— Start of Record extracts —

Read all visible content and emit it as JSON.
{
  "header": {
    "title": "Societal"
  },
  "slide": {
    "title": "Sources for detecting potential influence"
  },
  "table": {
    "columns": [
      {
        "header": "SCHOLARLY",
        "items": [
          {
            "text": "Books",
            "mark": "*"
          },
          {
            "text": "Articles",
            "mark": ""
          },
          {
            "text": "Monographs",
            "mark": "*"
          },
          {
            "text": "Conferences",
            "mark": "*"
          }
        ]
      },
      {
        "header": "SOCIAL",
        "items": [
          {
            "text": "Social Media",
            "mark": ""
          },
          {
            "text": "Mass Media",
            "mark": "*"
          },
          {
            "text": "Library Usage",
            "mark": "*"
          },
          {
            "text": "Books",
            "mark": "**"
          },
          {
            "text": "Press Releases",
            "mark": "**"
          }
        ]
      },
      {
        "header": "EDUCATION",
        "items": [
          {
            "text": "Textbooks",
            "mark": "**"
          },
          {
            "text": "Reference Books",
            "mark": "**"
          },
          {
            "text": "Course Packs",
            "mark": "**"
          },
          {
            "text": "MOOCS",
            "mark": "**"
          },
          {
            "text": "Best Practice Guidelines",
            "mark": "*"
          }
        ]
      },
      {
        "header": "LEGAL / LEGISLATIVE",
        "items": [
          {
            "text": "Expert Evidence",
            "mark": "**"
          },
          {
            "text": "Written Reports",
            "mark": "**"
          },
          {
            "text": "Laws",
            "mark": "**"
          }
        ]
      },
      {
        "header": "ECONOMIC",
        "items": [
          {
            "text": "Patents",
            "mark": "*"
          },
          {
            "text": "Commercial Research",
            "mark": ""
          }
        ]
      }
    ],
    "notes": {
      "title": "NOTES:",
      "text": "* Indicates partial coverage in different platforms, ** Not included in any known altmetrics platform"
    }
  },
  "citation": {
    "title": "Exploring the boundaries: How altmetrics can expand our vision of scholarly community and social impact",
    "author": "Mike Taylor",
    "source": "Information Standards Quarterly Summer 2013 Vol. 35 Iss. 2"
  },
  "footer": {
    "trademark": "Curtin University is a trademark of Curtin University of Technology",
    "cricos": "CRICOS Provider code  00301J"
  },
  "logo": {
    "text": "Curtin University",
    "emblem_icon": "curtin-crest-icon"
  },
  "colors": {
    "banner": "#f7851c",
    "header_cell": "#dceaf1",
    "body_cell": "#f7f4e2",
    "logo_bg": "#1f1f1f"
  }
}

— End of Record extracts —

What the exercise asks:
Reproduce every entry shown above, precisely as it stands.

Exercise solution:
Read all visible content and emit it as JSON.
{
  "header": {
    "title": "Societal"
  },
  "slide": {
    "title": "Sources for detecting potential influence"
  },
  "table": {
    "columns": [
      {
        "header": "SCHOLARLY",
        "items": [
          {
            "text": "Books",
            "mark": "*"
          },
          {
            "text": "Articles",
            "mark": ""
          },
          {
            "text": "Monographs",
            "mark": "*"
          },
          {
            "text": "Conferences",
            "mark": "*"
          }
        ]
      },
      {
        "header": "SOCIAL",
        "items": [
          {
            "text": "Social Media",
            "mark": ""
          },
          {
            "text": "Mass Media",
            "mark": "*"
          },
          {
            "text": "Library Usage",
            "mark": "*"
          },
          {
            "text": "Books",
            "mark": "**"
          },
          {
            "text": "Press Releases",
            "mark": "**"
          }
        ]
      },
      {
        "header": "EDUCATION",
        "items": [
          {
            "text": "Textbooks",
            "mark": "**"
          },
          {
            "text": "Reference Books",
            "mark": "**"
          },
          {
            "text": "Course Packs",
            "mark": "**"
          },
          {
            "text": "MOOCS",
            "mark": "**"
          },
          {
            "text": "Best Practice Guidelines",
            "mark": "*"
          }
        ]
      },
      {
        "header": "LEGAL / LEGISLATIVE",
        "items": [
          {
            "text": "Expert Evidence",
            "mark": "**"
          },
          {
            "text": "Written Reports",
            "mark": "**"
          },
          {
            "text": "Laws",
            "mark": "**"
          }
        ]
      },
      {
        "header": "ECONOMIC",
        "items": [
          {
            "text": "Patents",
            "mark": "*"
          },
          {
            "text": "Commercial Research",
            "mark": ""
          }
        ]
      }
    ],
    "notes": {
      "title": "NOTES:",
      "text": "* Indicates partial coverage in different platforms, ** Not included in any known altmetrics platform"
    }
  },
  "citation": {
    "title": "Exploring the boundaries: How altmetrics can expand our vision of scholarly community and social impact",
    "author": "Mike Taylor",
    "source": "Information Standards Quarterly Summer 2013 Vol. 35 Iss. 2"
  },
  "footer": {
    "trademark": "Curtin University is a trademark of Curtin University of Technology",
    "cricos": "CRICOS Provider code  00301J"
  },
  "logo": {
    "text": "Curtin University",
    "emblem_icon": "curtin-crest-icon"
  },
  "colors": {
    "banner": "#f7851c",
    "header_cell": "#dceaf1",
    "body_cell": "#f7f4e2",
    "logo_bg": "#1f1f1f"
  }
}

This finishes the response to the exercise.